------ EXERCISE INPUT

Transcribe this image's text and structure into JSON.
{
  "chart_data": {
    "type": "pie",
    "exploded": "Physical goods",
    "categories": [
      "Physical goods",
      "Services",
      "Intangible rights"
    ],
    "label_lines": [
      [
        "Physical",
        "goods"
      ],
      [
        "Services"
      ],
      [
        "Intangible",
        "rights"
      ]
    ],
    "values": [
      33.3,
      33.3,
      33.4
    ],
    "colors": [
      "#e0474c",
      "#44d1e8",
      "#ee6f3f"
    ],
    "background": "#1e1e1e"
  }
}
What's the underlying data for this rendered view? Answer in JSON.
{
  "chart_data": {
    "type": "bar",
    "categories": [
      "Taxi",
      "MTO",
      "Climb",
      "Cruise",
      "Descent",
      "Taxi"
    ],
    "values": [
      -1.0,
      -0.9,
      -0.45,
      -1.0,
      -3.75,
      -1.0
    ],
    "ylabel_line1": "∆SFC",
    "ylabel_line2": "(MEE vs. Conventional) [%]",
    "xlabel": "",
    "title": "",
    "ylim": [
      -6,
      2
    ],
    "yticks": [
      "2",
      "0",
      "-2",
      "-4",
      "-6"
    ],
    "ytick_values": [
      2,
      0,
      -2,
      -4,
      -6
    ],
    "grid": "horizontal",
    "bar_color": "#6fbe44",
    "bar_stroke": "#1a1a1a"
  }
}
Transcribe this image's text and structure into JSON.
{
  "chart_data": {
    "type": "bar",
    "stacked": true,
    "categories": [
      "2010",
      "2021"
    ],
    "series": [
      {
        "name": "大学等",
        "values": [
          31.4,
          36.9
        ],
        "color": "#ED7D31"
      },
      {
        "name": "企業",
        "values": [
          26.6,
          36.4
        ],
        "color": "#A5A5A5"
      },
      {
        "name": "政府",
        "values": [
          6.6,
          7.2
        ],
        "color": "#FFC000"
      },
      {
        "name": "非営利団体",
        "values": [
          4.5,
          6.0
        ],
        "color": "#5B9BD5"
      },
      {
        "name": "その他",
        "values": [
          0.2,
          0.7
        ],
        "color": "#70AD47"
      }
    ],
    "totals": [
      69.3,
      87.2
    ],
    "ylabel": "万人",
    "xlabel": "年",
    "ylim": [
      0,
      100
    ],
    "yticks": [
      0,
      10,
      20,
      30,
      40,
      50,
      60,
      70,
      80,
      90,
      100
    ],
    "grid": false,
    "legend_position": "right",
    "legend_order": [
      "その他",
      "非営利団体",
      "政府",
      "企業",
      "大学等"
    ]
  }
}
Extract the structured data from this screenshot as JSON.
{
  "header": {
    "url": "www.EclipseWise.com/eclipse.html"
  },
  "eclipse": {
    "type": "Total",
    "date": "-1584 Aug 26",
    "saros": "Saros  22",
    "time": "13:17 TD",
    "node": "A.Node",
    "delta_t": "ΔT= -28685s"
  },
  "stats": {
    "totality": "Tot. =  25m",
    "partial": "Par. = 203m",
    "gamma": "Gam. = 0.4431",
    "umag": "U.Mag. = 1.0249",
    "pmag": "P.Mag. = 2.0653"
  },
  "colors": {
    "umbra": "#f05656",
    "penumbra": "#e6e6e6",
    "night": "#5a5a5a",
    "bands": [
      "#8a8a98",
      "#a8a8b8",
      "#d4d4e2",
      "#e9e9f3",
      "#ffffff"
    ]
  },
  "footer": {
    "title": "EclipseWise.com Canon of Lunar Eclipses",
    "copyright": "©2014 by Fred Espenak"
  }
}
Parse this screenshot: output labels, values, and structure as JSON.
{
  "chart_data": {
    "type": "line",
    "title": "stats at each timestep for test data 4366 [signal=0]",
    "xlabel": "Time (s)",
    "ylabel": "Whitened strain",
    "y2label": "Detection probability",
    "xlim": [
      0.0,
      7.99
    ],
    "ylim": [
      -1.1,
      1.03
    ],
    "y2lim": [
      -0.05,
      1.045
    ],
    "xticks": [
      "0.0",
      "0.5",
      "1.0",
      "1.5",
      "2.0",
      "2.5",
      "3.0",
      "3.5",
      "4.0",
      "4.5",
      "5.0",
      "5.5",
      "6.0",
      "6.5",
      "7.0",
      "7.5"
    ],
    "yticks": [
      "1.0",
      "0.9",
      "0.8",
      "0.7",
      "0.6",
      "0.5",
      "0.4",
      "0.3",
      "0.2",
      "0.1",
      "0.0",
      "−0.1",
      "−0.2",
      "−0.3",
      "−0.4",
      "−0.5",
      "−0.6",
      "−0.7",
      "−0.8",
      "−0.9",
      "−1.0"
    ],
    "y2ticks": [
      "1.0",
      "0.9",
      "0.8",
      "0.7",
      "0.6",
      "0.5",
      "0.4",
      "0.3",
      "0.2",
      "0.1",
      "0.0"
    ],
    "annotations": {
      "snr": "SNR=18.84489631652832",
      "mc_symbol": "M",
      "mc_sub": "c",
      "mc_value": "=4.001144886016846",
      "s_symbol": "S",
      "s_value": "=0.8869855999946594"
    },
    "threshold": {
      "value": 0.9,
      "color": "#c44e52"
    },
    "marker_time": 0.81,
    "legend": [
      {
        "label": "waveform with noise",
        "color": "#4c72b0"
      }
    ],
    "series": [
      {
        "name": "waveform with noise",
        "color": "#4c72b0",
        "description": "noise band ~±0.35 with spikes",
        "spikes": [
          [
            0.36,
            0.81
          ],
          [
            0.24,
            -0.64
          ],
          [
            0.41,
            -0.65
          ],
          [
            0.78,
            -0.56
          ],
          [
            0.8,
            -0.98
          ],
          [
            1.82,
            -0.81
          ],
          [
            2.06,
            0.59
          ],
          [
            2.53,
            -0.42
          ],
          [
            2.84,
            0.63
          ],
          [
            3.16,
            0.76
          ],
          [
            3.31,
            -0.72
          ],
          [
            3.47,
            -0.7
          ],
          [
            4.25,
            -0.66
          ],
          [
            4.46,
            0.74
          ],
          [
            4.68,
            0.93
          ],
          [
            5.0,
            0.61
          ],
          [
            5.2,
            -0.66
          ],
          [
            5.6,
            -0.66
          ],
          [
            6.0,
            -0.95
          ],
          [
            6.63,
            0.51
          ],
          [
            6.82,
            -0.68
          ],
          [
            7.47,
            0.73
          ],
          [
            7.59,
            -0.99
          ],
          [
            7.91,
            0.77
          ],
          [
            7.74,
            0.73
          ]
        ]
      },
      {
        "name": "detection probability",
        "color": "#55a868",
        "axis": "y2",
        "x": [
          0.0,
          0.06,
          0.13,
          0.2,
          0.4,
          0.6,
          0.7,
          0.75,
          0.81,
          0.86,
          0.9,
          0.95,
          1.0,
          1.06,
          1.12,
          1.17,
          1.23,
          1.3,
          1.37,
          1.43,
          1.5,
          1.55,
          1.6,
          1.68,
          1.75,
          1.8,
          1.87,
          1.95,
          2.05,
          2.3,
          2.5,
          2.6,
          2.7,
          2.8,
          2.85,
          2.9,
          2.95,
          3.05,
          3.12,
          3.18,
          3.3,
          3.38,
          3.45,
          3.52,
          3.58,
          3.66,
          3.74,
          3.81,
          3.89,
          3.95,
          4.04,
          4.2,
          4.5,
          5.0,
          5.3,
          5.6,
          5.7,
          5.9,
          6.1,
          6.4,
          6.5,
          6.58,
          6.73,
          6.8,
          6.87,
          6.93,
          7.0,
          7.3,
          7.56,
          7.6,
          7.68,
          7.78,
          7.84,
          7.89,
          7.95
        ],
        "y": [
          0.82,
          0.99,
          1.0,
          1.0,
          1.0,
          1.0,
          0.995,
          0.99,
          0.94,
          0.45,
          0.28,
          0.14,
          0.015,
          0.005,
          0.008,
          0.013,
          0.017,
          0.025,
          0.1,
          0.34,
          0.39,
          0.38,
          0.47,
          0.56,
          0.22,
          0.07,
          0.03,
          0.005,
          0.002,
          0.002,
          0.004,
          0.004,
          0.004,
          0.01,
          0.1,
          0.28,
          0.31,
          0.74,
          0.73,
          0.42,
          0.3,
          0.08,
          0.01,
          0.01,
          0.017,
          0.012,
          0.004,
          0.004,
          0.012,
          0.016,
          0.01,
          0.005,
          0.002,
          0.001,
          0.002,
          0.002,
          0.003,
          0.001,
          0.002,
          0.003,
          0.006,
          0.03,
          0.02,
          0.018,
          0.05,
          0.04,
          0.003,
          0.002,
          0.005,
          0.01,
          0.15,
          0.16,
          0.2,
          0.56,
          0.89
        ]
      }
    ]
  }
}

------------

» SHORT EXERCISE
Extract, from the material above, each line holding the word "with".

» FINAL RESULT
        "label": "waveform with noise",
        "name": "waveform with noise",
        "description": "noise band ~±0.35 with spikes",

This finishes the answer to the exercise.